GIVEN TASK :: Work out the number of lines in the listing that include the string "پودر". Reply with that number alone.
++++ GIVEN INFORMATION
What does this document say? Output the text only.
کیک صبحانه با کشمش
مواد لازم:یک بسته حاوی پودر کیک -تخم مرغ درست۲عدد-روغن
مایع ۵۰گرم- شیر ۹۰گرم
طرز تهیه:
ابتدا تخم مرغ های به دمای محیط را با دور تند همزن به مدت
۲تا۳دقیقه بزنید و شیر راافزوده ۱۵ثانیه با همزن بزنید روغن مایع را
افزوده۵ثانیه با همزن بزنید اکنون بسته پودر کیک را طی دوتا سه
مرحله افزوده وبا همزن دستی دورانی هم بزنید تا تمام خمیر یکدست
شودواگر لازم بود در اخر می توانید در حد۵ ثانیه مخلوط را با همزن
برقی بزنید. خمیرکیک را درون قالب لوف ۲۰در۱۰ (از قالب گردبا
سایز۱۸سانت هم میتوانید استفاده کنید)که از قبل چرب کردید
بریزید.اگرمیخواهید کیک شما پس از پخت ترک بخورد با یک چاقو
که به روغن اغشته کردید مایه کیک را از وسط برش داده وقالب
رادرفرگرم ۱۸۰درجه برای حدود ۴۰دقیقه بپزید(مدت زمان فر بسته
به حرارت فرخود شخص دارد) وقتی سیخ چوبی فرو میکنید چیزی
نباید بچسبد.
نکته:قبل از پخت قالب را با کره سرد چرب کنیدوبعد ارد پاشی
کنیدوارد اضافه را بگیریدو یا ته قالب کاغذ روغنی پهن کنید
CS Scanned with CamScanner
++++++++
FULL ANSWER :: 2